> **INSTRUCTIONS TO FOLLOW**:
Restate the entries below verbatim.

> **SUPPLIED INFORMATION**:
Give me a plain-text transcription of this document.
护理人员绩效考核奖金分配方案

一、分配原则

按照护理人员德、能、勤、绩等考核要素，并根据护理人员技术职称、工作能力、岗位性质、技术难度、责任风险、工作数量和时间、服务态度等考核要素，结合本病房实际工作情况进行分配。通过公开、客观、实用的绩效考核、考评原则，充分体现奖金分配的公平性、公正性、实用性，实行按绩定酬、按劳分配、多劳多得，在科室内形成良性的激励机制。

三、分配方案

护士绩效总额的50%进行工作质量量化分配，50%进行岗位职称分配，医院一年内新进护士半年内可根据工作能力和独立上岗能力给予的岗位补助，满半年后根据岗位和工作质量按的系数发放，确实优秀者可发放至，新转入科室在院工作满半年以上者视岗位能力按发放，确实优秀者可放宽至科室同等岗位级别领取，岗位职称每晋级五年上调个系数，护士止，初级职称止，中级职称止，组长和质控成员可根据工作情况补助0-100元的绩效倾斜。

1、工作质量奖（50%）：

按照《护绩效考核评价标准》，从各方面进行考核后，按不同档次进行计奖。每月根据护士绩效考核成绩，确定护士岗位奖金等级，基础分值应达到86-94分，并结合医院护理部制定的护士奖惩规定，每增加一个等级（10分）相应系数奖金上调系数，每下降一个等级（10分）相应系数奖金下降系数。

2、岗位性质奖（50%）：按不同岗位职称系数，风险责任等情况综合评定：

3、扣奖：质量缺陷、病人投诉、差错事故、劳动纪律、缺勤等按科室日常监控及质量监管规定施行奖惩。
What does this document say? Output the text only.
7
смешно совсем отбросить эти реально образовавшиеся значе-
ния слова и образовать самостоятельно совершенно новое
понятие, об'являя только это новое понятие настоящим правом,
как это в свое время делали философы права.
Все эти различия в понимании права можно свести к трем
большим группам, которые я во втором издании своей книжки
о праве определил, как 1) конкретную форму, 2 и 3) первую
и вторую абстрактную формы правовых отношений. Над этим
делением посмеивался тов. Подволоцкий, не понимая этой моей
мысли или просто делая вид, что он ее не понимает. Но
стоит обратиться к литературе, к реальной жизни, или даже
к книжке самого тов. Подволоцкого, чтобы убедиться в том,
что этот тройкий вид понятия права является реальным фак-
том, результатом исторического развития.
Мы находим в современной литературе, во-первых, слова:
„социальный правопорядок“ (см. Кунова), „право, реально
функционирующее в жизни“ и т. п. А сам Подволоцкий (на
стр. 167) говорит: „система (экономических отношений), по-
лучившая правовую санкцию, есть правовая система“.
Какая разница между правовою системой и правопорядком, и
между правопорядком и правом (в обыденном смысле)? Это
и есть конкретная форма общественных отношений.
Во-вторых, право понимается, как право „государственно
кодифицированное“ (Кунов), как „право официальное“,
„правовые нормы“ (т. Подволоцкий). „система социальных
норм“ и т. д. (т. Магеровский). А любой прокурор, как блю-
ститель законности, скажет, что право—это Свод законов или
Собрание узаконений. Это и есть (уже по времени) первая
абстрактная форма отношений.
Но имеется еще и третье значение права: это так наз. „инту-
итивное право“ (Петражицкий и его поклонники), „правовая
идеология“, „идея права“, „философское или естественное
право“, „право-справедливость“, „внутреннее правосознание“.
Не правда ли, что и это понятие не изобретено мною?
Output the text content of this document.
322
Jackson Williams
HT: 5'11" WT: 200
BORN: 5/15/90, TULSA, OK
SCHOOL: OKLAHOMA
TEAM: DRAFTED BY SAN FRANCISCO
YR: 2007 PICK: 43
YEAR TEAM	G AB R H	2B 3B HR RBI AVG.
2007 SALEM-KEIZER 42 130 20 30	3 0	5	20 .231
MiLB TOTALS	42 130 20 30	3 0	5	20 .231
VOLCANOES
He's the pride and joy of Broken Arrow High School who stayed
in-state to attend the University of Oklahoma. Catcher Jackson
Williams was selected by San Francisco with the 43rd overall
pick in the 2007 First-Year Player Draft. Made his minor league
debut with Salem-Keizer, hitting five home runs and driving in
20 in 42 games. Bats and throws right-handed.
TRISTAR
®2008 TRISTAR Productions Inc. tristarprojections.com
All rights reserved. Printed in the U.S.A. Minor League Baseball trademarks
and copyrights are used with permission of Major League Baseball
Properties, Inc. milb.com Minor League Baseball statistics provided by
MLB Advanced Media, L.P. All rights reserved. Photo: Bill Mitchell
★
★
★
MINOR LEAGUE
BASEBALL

> **TASK RESPONSE**:
Give me a plain-text transcription of this document.
护理人员绩效考核奖金分配方案

一、分配原则

按照护理人员德、能、勤、绩等考核要素，并根据护理人员技术职称、工作能力、岗位性质、技术难度、责任风险、工作数量和时间、服务态度等考核要素，结合本病房实际工作情况进行分配。通过公开、客观、实用的绩效考核、考评原则，充分体现奖金分配的公平性、公正性、实用性，实行按绩定酬、按劳分配、多劳多得，在科室内形成良性的激励机制。

三、分配方案

护士绩效总额的50%进行工作质量量化分配，50%进行岗位职称分配，医院一年内新进护士半年内可根据工作能力和独立上岗能力给予的岗位补助，满半年后根据岗位和工作质量按的系数发放，确实优秀者可发放至，新转入科室在院工作满半年以上者视岗位能力按发放，确实优秀者可放宽至科室同等岗位级别领取，岗位职称每晋级五年上调个系数，护士止，初级职称止，中级职称止，组长和质控成员可根据工作情况补助0-100元的绩效倾斜。

1、工作质量奖（50%）：

按照《护绩效考核评价标准》，从各方面进行考核后，按不同档次进行计奖。每月根据护士绩效考核成绩，确定护士岗位奖金等级，基础分值应达到86-94分，并结合医院护理部制定的护士奖惩规定，每增加一个等级（10分）相应系数奖金上调系数，每下降一个等级（10分）相应系数奖金下降系数。

2、岗位性质奖（50%）：按不同岗位职称系数，风险责任等情况综合评定：

3、扣奖：质量缺陷、病人投诉、差错事故、劳动纪律、缺勤等按科室日常监控及质量监管规定施行奖惩。
What does this document say? Output the text only.
7
смешно совсем отбросить эти реально образовавшиеся значе-
ния слова и образовать самостоятельно совершенно новое
понятие, об'являя только это новое понятие настоящим правом,
как это в свое время делали философы права.
Все эти различия в понимании права можно свести к трем
большим группам, которые я во втором издании своей книжки
о праве определил, как 1) конкретную форму, 2 и 3) первую
и вторую абстрактную формы правовых отношений. Над этим
делением посмеивался тов. Подволоцкий, не понимая этой моей
мысли или просто делая вид, что он ее не понимает. Но
стоит обратиться к литературе, к реальной жизни, или даже
к книжке самого тов. Подволоцкого, чтобы убедиться в том,
что этот тройкий вид понятия права является реальным фак-
том, результатом исторического развития.
Мы находим в современной литературе, во-первых, слова:
„социальный правопорядок“ (см. Кунова), „право, реально
функционирующее в жизни“ и т. п. А сам Подволоцкий (на
стр. 167) говорит: „система (экономических отношений), по-
лучившая правовую санкцию, есть правовая система“.
Какая разница между правовою системой и правопорядком, и
между правопорядком и правом (в обыденном смысле)? Это
и есть конкретная форма общественных отношений.
Во-вторых, право понимается, как право „государственно
кодифицированное“ (Кунов), как „право официальное“,
„правовые нормы“ (т. Подволоцкий). „система социальных
норм“ и т. д. (т. Магеровский). А любой прокурор, как блю-
ститель законности, скажет, что право—это Свод законов или
Собрание узаконений. Это и есть (уже по времени) первая
абстрактная форма отношений.
Но имеется еще и третье значение права: это так наз. „инту-
итивное право“ (Петражицкий и его поклонники), „правовая
идеология“, „идея права“, „философское или естественное
право“, „право-справедливость“, „внутреннее правосознание“.
Не правда ли, что и это понятие не изобретено мною?
Output the text content of this document.
322
Jackson Williams
HT: 5'11" WT: 200
BORN: 5/15/90, TULSA, OK
SCHOOL: OKLAHOMA
TEAM: DRAFTED BY SAN FRANCISCO
YR: 2007 PICK: 43
YEAR TEAM	G AB R H	2B 3B HR RBI AVG.
2007 SALEM-KEIZER 42 130 20 30	3 0	5	20 .231
MiLB TOTALS	42 130 20 30	3 0	5	20 .231
VOLCANOES
He's the pride and joy of Broken Arrow High School who stayed
in-state to attend the University of Oklahoma. Catcher Jackson
Williams was selected by San Francisco with the 43rd overall
pick in the 2007 First-Year Player Draft. Made his minor league
debut with Salem-Keizer, hitting five home runs and driving in
20 in 42 games. Bats and throws right-handed.
TRISTAR
®2008 TRISTAR Productions Inc. tristarprojections.com
All rights reserved. Printed in the U.S.A. Minor League Baseball trademarks
and copyrights are used with permission of Major League Baseball
Properties, Inc. milb.com Minor League Baseball statistics provided by
MLB Advanced Media, L.P. All rights reserved. Photo: Bill Mitchell
★
★
★
MINOR LEAGUE
BASEBALL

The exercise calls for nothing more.